• GIVEN ENTRIES:
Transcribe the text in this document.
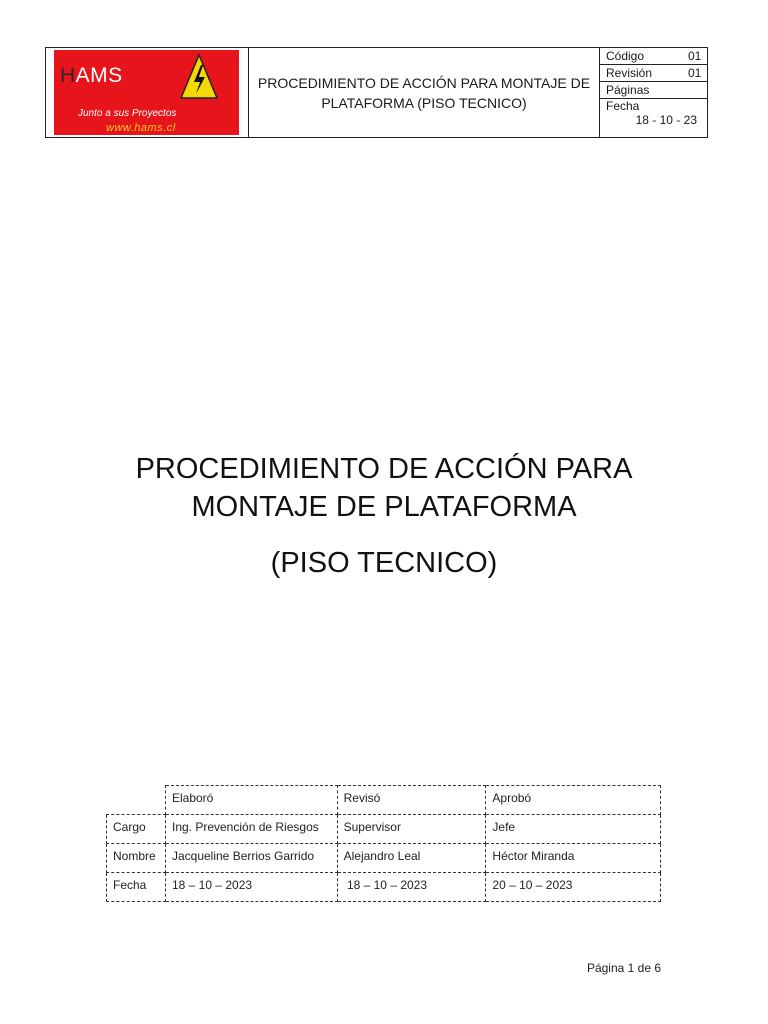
HAMS
Junto a sus Proyectos
www.hams.cl
PROCEDIMIENTO DE ACCIÓN PARA MONTAJE DE PLATAFORMA (PISO TECNICO)
Código	01
Revisión	01
Páginas
Fecha
18 - 10 - 23
PROCEDIMIENTO DE ACCIÓN PARA
MONTAJE DE PLATAFORMA
(PISO TECNICO)
	Elaboró	Revisó	Aprobó
Cargo	Ing. Prevención de Riesgos	Supervisor	Jefe
Nombre	Jacqueline Berrios Garrido	Alejandro Leal	Héctor Miranda
Fecha	18 – 10 – 2023	18 – 10 – 2023	20 – 10 – 2023
Página 1 de 6
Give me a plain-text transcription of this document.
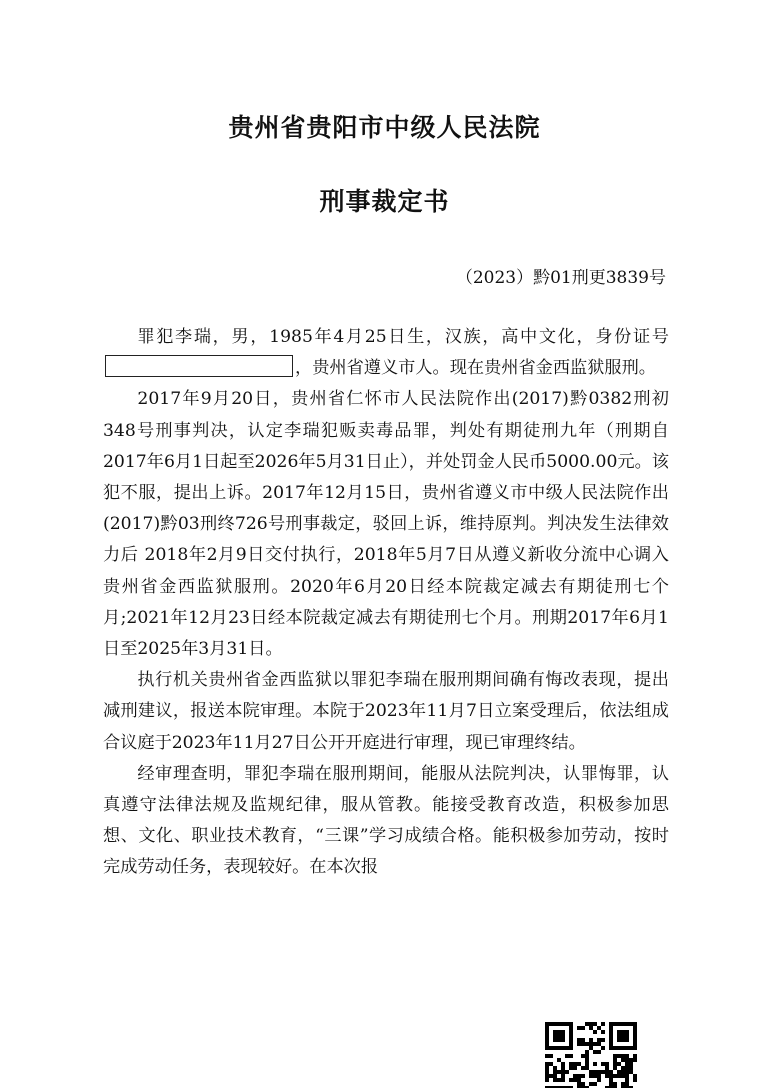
贵州省贵阳市中级人民法院
刑事裁定书
（2023）黔01刑更3839号

罪犯李瑞，男，1985年4月25日生，汉族，高中文化，身份证号，贵州省遵义市人。现在贵州省金西监狱服刑。

2017年9月20日，贵州省仁怀市人民法院作出(2017)黔0382刑初348号刑事判决，认定李瑞犯贩卖毒品罪，判处有期徒刑九年（刑期自2017年6月1日起至2026年5月31日止），并处罚金人民币5000.00元。该犯不服，提出上诉。2017年12月15日，贵州省遵义市中级人民法院作出(2017)黔03刑终726号刑事裁定，驳回上诉，维持原判。判决发生法律效力后 2018年2月9日交付执行，2018年5月7日从遵义新收分流中心调入贵州省金西监狱服刑。2020年6月20日经本院裁定减去有期徒刑七个月;2021年12月23日经本院裁定减去有期徒刑七个月。刑期2017年6月1日至2025年3月31日。

执行机关贵州省金西监狱以罪犯李瑞在服刑期间确有悔改表现，提出减刑建议，报送本院审理。本院于2023年11月7日立案受理后，依法组成合议庭于2023年11月27日公开开庭进行审理，现已审理终结。

经审理查明，罪犯李瑞在服刑期间，能服从法院判决，认罪悔罪，认真遵守法律法规及监规纪律，服从管教。能接受教育改造，积极参加思想、文化、职业技术教育，“三课”学习成绩合格。能积极参加劳动，按时完成劳动任务，表现较好。在本次报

• DIRECTIVE: Go through the material line by line. Show each line that contains the string "this".

• SOLUTION TO THE EXERCISE:
Transcribe the text in this document.
Give me a plain-text transcription of this document.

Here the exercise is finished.